::: DATA EXCERPTS

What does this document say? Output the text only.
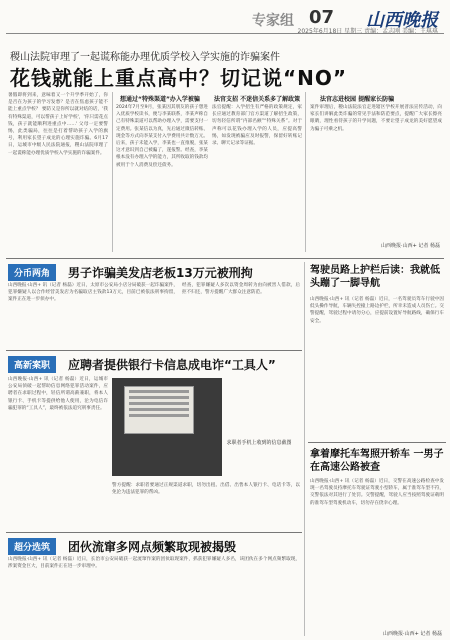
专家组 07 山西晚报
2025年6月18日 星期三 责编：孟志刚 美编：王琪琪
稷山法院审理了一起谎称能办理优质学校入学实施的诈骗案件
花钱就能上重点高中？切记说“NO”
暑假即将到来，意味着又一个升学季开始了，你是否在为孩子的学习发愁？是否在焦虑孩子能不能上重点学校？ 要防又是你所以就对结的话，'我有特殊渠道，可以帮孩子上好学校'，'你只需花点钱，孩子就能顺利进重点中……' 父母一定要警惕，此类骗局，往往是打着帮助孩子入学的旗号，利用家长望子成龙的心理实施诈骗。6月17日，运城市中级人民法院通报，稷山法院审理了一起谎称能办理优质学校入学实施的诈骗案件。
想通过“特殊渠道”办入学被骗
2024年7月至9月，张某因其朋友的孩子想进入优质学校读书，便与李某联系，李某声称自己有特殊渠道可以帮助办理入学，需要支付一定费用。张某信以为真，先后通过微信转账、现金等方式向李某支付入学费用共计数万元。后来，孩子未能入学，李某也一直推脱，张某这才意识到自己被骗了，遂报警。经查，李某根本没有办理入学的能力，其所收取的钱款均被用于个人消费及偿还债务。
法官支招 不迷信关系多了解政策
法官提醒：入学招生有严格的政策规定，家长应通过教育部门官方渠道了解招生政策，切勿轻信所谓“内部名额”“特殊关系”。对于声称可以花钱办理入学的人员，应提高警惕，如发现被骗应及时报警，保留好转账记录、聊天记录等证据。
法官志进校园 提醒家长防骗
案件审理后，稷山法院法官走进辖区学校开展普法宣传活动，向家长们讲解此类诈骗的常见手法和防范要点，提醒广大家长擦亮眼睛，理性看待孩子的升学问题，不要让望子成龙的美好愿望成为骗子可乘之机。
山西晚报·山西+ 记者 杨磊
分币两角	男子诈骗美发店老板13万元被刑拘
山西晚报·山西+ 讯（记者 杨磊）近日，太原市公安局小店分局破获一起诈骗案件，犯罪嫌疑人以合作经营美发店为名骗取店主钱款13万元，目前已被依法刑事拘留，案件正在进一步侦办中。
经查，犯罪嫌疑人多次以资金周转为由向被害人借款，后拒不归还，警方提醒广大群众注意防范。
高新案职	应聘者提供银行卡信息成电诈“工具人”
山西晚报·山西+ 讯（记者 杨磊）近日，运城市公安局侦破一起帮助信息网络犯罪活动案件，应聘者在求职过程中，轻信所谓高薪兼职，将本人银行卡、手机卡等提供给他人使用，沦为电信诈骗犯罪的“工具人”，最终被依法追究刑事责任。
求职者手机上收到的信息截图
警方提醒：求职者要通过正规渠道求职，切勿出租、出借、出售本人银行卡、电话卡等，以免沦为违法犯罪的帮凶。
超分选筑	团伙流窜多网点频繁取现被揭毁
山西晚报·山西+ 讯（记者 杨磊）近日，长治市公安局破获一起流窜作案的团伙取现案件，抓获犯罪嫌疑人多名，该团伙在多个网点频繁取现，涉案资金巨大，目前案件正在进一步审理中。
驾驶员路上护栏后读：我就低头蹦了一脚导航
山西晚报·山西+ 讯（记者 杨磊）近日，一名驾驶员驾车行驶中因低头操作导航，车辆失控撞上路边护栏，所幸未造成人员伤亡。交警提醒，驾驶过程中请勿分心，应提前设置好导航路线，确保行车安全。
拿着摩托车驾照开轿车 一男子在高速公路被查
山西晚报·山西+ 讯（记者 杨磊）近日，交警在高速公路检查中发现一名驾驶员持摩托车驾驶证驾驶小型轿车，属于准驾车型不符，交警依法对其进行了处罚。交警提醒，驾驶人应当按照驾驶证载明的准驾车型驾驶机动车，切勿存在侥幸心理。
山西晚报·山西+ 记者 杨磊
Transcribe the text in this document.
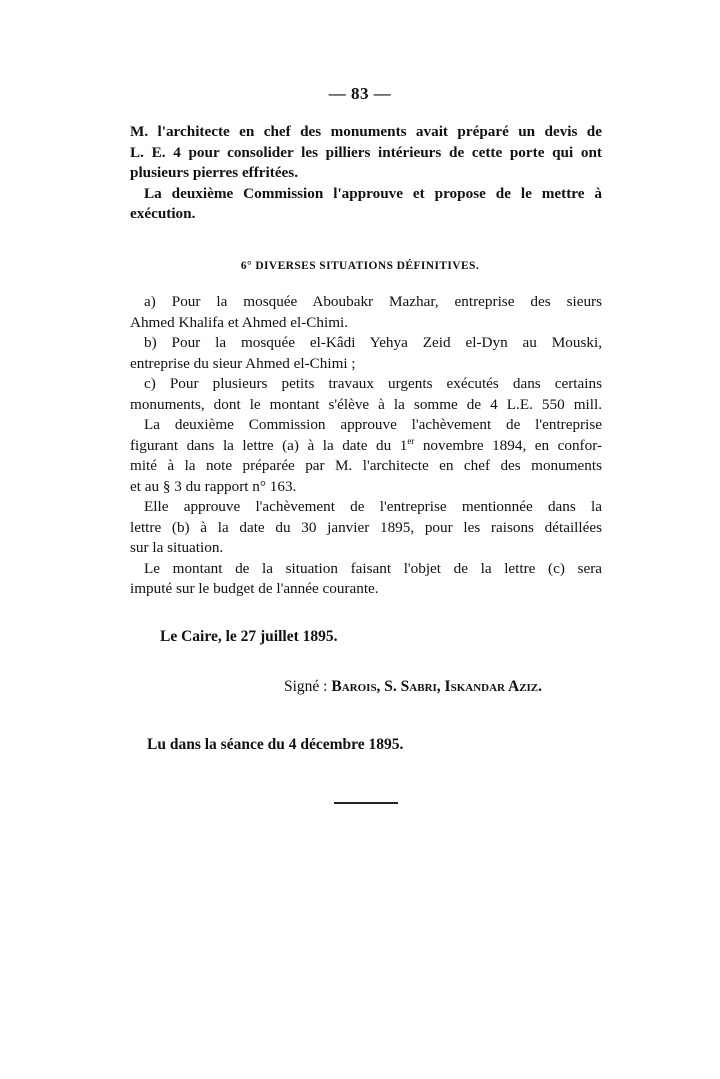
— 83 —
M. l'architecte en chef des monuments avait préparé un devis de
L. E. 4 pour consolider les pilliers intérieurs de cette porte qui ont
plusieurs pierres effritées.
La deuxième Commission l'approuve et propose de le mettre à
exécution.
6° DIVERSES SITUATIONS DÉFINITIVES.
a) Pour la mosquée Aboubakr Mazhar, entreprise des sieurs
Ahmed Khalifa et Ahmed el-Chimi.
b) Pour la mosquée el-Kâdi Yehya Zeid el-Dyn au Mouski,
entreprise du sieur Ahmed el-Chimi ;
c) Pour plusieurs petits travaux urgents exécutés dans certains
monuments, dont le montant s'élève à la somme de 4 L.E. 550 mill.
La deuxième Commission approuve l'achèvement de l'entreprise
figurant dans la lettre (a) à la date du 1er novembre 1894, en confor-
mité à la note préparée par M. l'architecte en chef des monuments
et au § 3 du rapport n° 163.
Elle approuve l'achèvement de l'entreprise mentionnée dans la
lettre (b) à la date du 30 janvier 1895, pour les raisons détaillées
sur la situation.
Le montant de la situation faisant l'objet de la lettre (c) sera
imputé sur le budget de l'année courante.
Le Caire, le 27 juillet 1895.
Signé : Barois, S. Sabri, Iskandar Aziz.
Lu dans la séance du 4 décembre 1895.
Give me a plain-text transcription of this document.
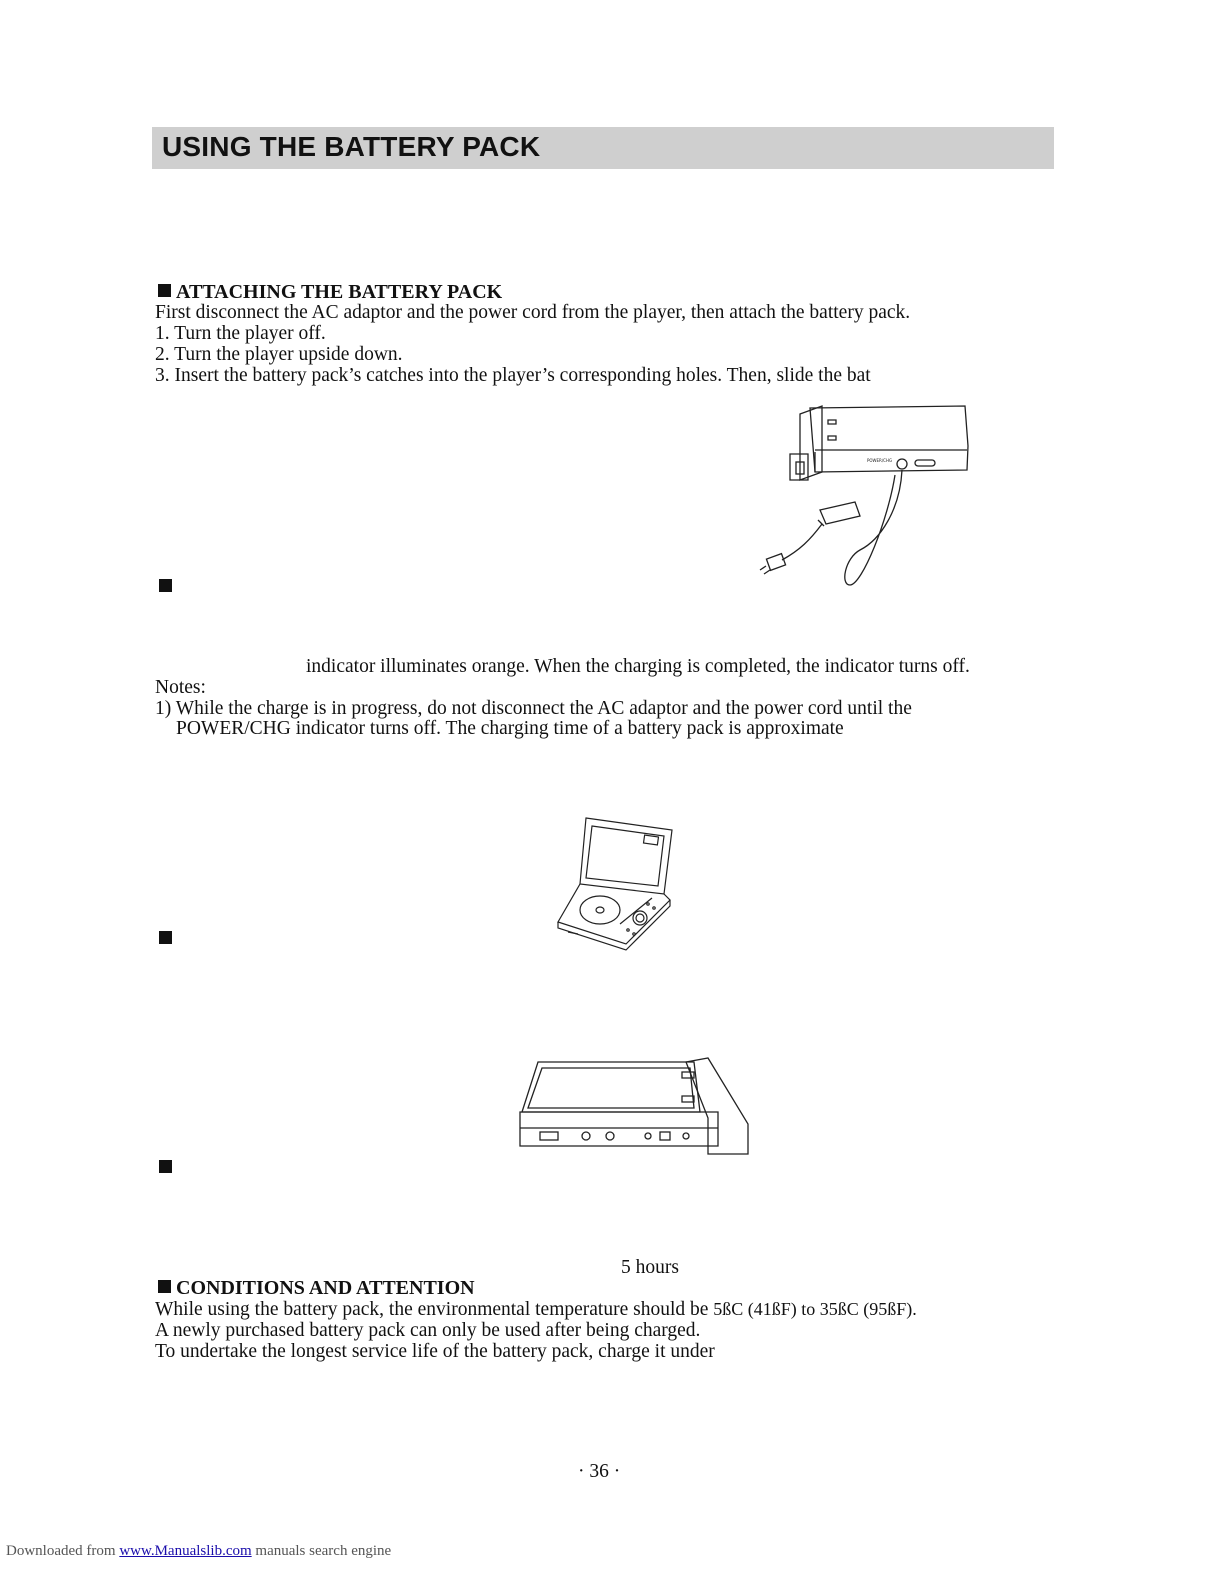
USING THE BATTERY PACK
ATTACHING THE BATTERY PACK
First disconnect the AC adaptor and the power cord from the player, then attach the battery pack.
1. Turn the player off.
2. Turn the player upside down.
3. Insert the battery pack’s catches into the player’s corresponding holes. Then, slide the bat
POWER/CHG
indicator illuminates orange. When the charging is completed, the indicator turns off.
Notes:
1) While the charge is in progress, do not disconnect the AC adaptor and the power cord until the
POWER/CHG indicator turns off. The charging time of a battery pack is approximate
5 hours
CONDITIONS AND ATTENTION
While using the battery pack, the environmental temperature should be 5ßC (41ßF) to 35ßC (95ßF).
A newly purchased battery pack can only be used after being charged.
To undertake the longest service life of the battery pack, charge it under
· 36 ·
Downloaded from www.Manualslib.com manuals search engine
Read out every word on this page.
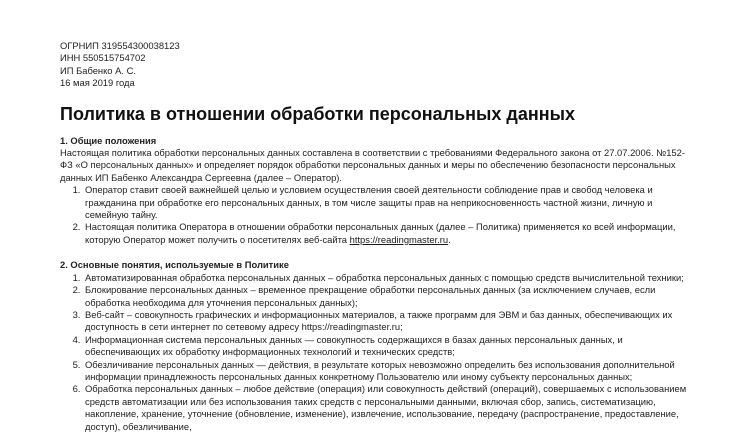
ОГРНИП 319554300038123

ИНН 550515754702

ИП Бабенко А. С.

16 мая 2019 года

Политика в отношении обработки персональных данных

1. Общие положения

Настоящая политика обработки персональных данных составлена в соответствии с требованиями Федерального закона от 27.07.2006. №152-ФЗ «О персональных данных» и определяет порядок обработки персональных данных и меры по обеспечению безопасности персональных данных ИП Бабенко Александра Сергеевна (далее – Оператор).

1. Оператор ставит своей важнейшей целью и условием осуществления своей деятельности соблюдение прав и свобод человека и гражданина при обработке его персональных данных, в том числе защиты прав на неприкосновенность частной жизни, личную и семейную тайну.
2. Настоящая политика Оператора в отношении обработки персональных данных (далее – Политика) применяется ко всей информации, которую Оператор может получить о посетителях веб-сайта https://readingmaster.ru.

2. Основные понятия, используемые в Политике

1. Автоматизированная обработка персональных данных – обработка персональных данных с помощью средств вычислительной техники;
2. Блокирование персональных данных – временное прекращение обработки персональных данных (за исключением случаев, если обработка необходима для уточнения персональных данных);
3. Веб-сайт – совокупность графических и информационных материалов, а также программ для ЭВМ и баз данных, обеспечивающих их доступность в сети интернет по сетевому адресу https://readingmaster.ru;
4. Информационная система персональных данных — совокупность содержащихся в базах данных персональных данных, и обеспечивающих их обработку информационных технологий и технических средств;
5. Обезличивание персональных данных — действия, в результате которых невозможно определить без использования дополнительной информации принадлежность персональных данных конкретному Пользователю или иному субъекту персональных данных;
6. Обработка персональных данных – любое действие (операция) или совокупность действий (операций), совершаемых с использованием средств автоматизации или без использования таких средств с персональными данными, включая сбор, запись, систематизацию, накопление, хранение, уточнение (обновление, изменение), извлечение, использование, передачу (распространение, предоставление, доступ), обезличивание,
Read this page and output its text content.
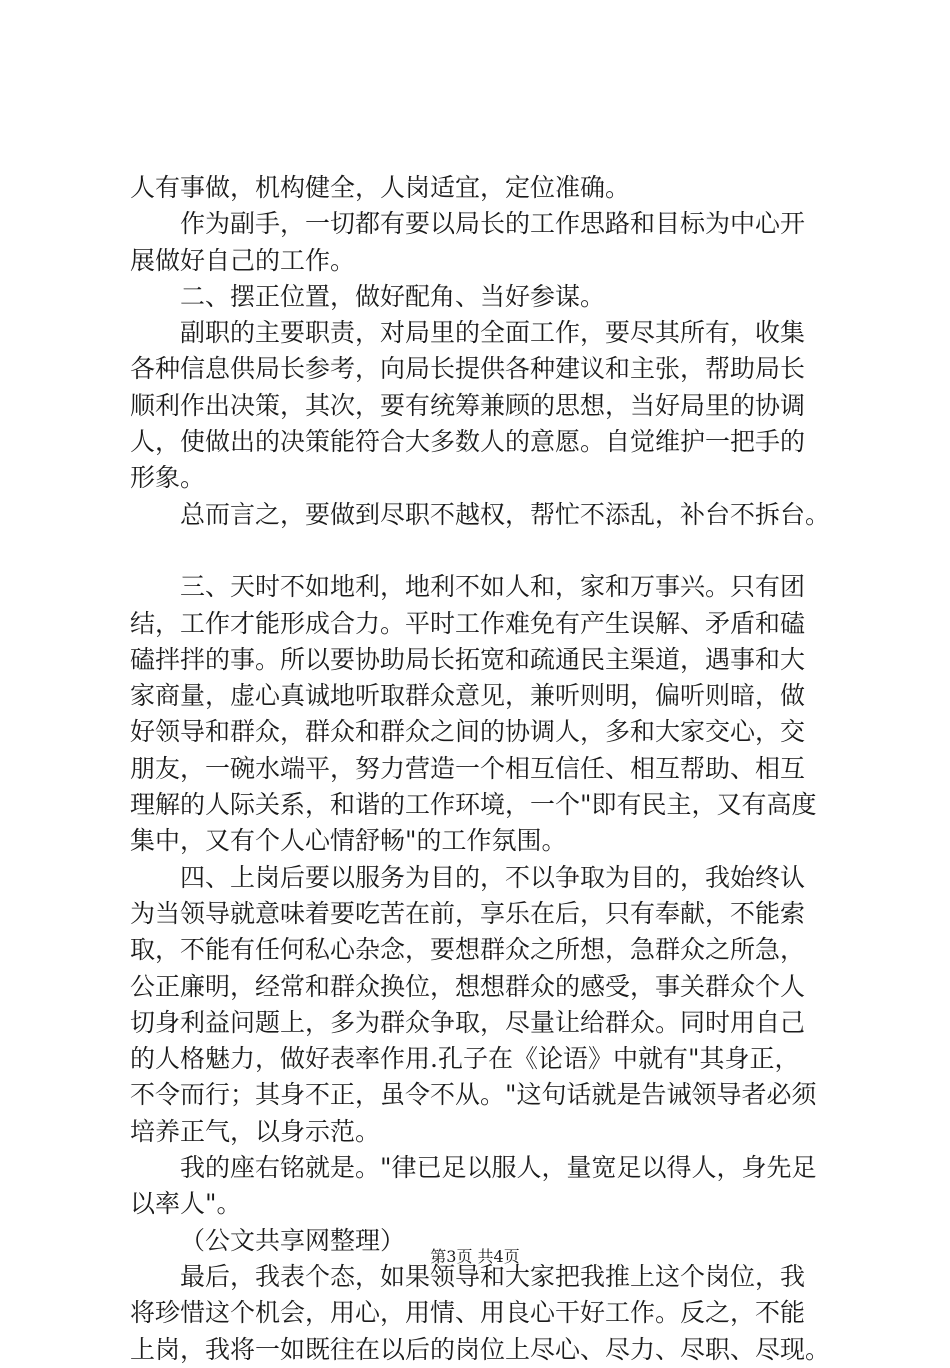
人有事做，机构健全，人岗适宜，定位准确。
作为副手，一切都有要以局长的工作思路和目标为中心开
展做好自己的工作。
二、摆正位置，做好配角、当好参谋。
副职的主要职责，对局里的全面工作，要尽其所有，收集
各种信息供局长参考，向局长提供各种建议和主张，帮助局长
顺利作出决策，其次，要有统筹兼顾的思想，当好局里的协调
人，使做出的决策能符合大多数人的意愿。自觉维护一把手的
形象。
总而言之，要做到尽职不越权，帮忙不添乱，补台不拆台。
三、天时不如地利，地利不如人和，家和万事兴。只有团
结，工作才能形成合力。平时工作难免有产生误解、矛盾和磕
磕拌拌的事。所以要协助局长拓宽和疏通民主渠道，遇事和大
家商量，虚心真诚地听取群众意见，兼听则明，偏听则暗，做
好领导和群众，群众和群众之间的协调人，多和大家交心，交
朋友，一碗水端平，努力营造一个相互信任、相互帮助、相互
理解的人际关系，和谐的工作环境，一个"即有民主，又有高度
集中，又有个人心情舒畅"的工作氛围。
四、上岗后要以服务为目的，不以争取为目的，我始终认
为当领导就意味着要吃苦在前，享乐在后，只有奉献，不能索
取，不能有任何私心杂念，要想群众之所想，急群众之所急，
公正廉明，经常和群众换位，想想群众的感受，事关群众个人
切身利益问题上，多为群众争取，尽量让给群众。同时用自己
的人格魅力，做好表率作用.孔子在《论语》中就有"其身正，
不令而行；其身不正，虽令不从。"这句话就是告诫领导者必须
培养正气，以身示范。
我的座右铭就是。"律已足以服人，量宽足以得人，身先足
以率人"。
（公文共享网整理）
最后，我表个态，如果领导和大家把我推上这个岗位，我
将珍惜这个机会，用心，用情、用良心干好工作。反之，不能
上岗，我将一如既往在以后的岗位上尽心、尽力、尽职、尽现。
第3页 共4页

::::::

EXERCISE INSTRUCTIONS: Copy each line of the entries that includes the word "turns".

RESULT:
indicator illuminates orange. When the charging is completed, the indicator turns off.
POWER/CHG indicator turns off. The charging time of a battery pack is approximate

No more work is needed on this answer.